──────── Input rows
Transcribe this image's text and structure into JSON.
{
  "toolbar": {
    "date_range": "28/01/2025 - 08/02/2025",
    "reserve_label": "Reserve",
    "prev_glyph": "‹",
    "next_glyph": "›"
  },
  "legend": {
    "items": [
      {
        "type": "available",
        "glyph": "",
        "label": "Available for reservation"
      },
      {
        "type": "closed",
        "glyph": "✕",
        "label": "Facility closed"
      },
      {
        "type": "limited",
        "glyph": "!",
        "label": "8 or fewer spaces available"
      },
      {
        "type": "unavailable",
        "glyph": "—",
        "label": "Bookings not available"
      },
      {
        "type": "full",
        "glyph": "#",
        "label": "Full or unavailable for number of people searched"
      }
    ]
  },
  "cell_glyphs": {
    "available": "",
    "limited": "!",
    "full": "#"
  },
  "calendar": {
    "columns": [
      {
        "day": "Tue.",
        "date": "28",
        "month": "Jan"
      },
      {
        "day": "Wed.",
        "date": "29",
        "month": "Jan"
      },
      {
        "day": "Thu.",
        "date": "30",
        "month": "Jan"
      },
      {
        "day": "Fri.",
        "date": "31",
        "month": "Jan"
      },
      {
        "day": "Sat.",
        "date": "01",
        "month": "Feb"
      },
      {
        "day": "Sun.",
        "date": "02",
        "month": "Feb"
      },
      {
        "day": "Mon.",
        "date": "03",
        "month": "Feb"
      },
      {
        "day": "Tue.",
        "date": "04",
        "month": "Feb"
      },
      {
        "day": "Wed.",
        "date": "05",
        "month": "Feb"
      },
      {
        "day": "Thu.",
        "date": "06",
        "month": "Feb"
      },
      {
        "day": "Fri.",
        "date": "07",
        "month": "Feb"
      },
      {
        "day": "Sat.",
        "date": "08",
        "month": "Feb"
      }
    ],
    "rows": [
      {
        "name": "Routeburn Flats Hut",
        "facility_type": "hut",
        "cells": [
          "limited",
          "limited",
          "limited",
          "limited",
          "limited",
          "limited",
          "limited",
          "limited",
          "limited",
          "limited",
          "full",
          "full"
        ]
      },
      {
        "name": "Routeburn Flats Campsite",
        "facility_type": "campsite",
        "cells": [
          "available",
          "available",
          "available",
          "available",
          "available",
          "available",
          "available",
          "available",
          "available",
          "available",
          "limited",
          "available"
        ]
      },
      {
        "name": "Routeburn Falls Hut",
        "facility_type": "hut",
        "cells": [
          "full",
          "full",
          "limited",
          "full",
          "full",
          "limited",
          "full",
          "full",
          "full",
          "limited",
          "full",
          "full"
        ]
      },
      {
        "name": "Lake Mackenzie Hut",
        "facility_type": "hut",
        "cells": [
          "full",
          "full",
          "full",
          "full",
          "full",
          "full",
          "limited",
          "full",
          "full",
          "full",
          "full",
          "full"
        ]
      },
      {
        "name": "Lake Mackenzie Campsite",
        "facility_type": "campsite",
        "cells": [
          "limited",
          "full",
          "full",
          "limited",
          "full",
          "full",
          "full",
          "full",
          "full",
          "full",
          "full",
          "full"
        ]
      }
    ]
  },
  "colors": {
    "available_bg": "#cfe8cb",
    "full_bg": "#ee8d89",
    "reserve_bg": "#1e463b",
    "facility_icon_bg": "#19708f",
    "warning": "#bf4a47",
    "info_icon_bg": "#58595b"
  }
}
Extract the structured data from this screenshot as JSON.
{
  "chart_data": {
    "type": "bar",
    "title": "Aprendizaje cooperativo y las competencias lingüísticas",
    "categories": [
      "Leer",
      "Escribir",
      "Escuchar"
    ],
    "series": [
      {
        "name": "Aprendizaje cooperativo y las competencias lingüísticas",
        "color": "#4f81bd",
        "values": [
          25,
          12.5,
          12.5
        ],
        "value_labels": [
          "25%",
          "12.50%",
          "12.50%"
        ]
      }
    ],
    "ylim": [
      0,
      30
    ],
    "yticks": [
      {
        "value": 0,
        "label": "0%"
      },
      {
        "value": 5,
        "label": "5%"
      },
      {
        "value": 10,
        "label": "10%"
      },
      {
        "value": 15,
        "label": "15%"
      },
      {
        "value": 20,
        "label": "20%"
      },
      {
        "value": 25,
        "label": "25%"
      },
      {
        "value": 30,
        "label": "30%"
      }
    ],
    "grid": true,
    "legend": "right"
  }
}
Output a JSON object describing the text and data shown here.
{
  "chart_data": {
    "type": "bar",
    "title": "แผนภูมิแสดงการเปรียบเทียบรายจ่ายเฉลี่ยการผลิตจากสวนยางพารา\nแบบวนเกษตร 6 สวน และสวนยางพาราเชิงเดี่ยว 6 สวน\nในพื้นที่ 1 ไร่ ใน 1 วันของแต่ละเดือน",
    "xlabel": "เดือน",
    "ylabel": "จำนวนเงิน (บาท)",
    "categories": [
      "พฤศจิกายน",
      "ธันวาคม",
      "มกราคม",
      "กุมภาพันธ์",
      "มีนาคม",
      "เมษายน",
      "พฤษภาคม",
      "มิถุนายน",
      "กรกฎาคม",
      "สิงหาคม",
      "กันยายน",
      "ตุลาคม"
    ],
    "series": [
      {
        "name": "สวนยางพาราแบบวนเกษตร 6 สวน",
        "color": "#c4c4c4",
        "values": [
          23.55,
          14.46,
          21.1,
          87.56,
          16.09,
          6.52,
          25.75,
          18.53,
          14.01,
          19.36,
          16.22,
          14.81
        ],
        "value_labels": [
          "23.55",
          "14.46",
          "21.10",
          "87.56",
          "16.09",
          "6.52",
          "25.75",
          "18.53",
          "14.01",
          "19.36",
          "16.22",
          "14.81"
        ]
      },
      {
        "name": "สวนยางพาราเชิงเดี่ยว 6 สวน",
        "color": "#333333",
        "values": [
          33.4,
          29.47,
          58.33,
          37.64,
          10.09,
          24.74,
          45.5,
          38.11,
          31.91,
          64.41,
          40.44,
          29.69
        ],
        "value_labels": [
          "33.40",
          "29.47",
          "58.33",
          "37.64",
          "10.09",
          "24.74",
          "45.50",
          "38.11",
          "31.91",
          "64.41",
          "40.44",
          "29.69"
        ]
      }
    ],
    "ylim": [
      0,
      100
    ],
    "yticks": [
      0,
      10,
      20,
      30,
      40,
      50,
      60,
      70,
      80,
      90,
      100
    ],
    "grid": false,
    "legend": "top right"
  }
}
────────────────
» Your objective: Write out every line of the material again, exactly as it reads.

» Exercise answer:
Transcribe this image's text and structure into JSON.
{
  "toolbar": {
    "date_range": "28/01/2025 - 08/02/2025",
    "reserve_label": "Reserve",
    "prev_glyph": "‹",
    "next_glyph": "›"
  },
  "legend": {
    "items": [
      {
        "type": "available",
        "glyph": "",
        "label": "Available for reservation"
      },
      {
        "type": "closed",
        "glyph": "✕",
        "label": "Facility closed"
      },
      {
        "type": "limited",
        "glyph": "!",
        "label": "8 or fewer spaces available"
      },
      {
        "type": "unavailable",
        "glyph": "—",
        "label": "Bookings not available"
      },
      {
        "type": "full",
        "glyph": "#",
        "label": "Full or unavailable for number of people searched"
      }
    ]
  },
  "cell_glyphs": {
    "available": "",
    "limited": "!",
    "full": "#"
  },
  "calendar": {
    "columns": [
      {
        "day": "Tue.",
        "date": "28",
        "month": "Jan"
      },
      {
        "day": "Wed.",
        "date": "29",
        "month": "Jan"
      },
      {
        "day": "Thu.",
        "date": "30",
        "month": "Jan"
      },
      {
        "day": "Fri.",
        "date": "31",
        "month": "Jan"
      },
      {
        "day": "Sat.",
        "date": "01",
        "month": "Feb"
      },
      {
        "day": "Sun.",
        "date": "02",
        "month": "Feb"
      },
      {
        "day": "Mon.",
        "date": "03",
        "month": "Feb"
      },
      {
        "day": "Tue.",
        "date": "04",
        "month": "Feb"
      },
      {
        "day": "Wed.",
        "date": "05",
        "month": "Feb"
      },
      {
        "day": "Thu.",
        "date": "06",
        "month": "Feb"
      },
      {
        "day": "Fri.",
        "date": "07",
        "month": "Feb"
      },
      {
        "day": "Sat.",
        "date": "08",
        "month": "Feb"
      }
    ],
    "rows": [
      {
        "name": "Routeburn Flats Hut",
        "facility_type": "hut",
        "cells": [
          "limited",
          "limited",
          "limited",
          "limited",
          "limited",
          "limited",
          "limited",
          "limited",
          "limited",
          "limited",
          "full",
          "full"
        ]
      },
      {
        "name": "Routeburn Flats Campsite",
        "facility_type": "campsite",
        "cells": [
          "available",
          "available",
          "available",
          "available",
          "available",
          "available",
          "available",
          "available",
          "available",
          "available",
          "limited",
          "available"
        ]
      },
      {
        "name": "Routeburn Falls Hut",
        "facility_type": "hut",
        "cells": [
          "full",
          "full",
          "limited",
          "full",
          "full",
          "limited",
          "full",
          "full",
          "full",
          "limited",
          "full",
          "full"
        ]
      },
      {
        "name": "Lake Mackenzie Hut",
        "facility_type": "hut",
        "cells": [
          "full",
          "full",
          "full",
          "full",
          "full",
          "full",
          "limited",
          "full",
          "full",
          "full",
          "full",
          "full"
        ]
      },
      {
        "name": "Lake Mackenzie Campsite",
        "facility_type": "campsite",
        "cells": [
          "limited",
          "full",
          "full",
          "limited",
          "full",
          "full",
          "full",
          "full",
          "full",
          "full",
          "full",
          "full"
        ]
      }
    ]
  },
  "colors": {
    "available_bg": "#cfe8cb",
    "full_bg": "#ee8d89",
    "reserve_bg": "#1e463b",
    "facility_icon_bg": "#19708f",
    "warning": "#bf4a47",
    "info_icon_bg": "#58595b"
  }
}
Extract the structured data from this screenshot as JSON.
{
  "chart_data": {
    "type": "bar",
    "title": "Aprendizaje cooperativo y las competencias lingüísticas",
    "categories": [
      "Leer",
      "Escribir",
      "Escuchar"
    ],
    "series": [
      {
        "name": "Aprendizaje cooperativo y las competencias lingüísticas",
        "color": "#4f81bd",
        "values": [
          25,
          12.5,
          12.5
        ],
        "value_labels": [
          "25%",
          "12.50%",
          "12.50%"
        ]
      }
    ],
    "ylim": [
      0,
      30
    ],
    "yticks": [
      {
        "value": 0,
        "label": "0%"
      },
      {
        "value": 5,
        "label": "5%"
      },
      {
        "value": 10,
        "label": "10%"
      },
      {
        "value": 15,
        "label": "15%"
      },
      {
        "value": 20,
        "label": "20%"
      },
      {
        "value": 25,
        "label": "25%"
      },
      {
        "value": 30,
        "label": "30%"
      }
    ],
    "grid": true,
    "legend": "right"
  }
}
Output a JSON object describing the text and data shown here.
{
  "chart_data": {
    "type": "bar",
    "title": "แผนภูมิแสดงการเปรียบเทียบรายจ่ายเฉลี่ยการผลิตจากสวนยางพารา\nแบบวนเกษตร 6 สวน และสวนยางพาราเชิงเดี่ยว 6 สวน\nในพื้นที่ 1 ไร่ ใน 1 วันของแต่ละเดือน",
    "xlabel": "เดือน",
    "ylabel": "จำนวนเงิน (บาท)",
    "categories": [
      "พฤศจิกายน",
      "ธันวาคม",
      "มกราคม",
      "กุมภาพันธ์",
      "มีนาคม",
      "เมษายน",
      "พฤษภาคม",
      "มิถุนายน",
      "กรกฎาคม",
      "สิงหาคม",
      "กันยายน",
      "ตุลาคม"
    ],
    "series": [
      {
        "name": "สวนยางพาราแบบวนเกษตร 6 สวน",
        "color": "#c4c4c4",
        "values": [
          23.55,
          14.46,
          21.1,
          87.56,
          16.09,
          6.52,
          25.75,
          18.53,
          14.01,
          19.36,
          16.22,
          14.81
        ],
        "value_labels": [
          "23.55",
          "14.46",
          "21.10",
          "87.56",
          "16.09",
          "6.52",
          "25.75",
          "18.53",
          "14.01",
          "19.36",
          "16.22",
          "14.81"
        ]
      },
      {
        "name": "สวนยางพาราเชิงเดี่ยว 6 สวน",
        "color": "#333333",
        "values": [
          33.4,
          29.47,
          58.33,
          37.64,
          10.09,
          24.74,
          45.5,
          38.11,
          31.91,
          64.41,
          40.44,
          29.69
        ],
        "value_labels": [
          "33.40",
          "29.47",
          "58.33",
          "37.64",
          "10.09",
          "24.74",
          "45.50",
          "38.11",
          "31.91",
          "64.41",
          "40.44",
          "29.69"
        ]
      }
    ],
    "ylim": [
      0,
      100
    ],
    "yticks": [
      0,
      10,
      20,
      30,
      40,
      50,
      60,
      70,
      80,
      90,
      100
    ],
    "grid": false,
    "legend": "top right"
  }
}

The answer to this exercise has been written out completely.